══ Records provided

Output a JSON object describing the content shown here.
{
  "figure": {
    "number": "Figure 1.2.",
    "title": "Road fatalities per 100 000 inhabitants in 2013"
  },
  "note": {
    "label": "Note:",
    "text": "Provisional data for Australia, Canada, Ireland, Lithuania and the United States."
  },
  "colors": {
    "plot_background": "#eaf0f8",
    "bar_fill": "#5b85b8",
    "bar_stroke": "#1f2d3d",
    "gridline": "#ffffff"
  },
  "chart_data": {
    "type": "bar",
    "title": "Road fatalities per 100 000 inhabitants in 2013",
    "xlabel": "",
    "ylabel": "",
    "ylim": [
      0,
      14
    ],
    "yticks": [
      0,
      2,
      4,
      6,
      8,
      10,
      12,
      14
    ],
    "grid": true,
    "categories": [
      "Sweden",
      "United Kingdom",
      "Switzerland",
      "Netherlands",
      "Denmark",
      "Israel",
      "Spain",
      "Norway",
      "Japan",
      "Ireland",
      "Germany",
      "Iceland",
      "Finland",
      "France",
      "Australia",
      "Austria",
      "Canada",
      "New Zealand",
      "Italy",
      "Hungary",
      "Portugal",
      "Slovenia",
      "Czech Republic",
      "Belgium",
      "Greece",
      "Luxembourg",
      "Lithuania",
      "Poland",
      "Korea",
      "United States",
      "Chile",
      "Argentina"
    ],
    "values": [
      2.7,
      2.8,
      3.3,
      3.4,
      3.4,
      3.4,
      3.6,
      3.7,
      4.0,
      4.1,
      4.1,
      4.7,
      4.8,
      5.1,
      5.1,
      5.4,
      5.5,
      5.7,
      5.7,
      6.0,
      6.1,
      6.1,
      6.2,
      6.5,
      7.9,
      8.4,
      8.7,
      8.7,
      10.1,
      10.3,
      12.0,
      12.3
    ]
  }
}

════

■ What you are asked to do
Please output the entire listing exactly as it stands.

■ Full response
Output a JSON object describing the content shown here.
{
  "figure": {
    "number": "Figure 1.2.",
    "title": "Road fatalities per 100 000 inhabitants in 2013"
  },
  "note": {
    "label": "Note:",
    "text": "Provisional data for Australia, Canada, Ireland, Lithuania and the United States."
  },
  "colors": {
    "plot_background": "#eaf0f8",
    "bar_fill": "#5b85b8",
    "bar_stroke": "#1f2d3d",
    "gridline": "#ffffff"
  },
  "chart_data": {
    "type": "bar",
    "title": "Road fatalities per 100 000 inhabitants in 2013",
    "xlabel": "",
    "ylabel": "",
    "ylim": [
      0,
      14
    ],
    "yticks": [
      0,
      2,
      4,
      6,
      8,
      10,
      12,
      14
    ],
    "grid": true,
    "categories": [
      "Sweden",
      "United Kingdom",
      "Switzerland",
      "Netherlands",
      "Denmark",
      "Israel",
      "Spain",
      "Norway",
      "Japan",
      "Ireland",
      "Germany",
      "Iceland",
      "Finland",
      "France",
      "Australia",
      "Austria",
      "Canada",
      "New Zealand",
      "Italy",
      "Hungary",
      "Portugal",
      "Slovenia",
      "Czech Republic",
      "Belgium",
      "Greece",
      "Luxembourg",
      "Lithuania",
      "Poland",
      "Korea",
      "United States",
      "Chile",
      "Argentina"
    ],
    "values": [
      2.7,
      2.8,
      3.3,
      3.4,
      3.4,
      3.4,
      3.6,
      3.7,
      4.0,
      4.1,
      4.1,
      4.7,
      4.8,
      5.1,
      5.1,
      5.4,
      5.5,
      5.7,
      5.7,
      6.0,
      6.1,
      6.1,
      6.2,
      6.5,
      7.9,
      8.4,
      8.7,
      8.7,
      10.1,
      10.3,
      12.0,
      12.3
    ]
  }
}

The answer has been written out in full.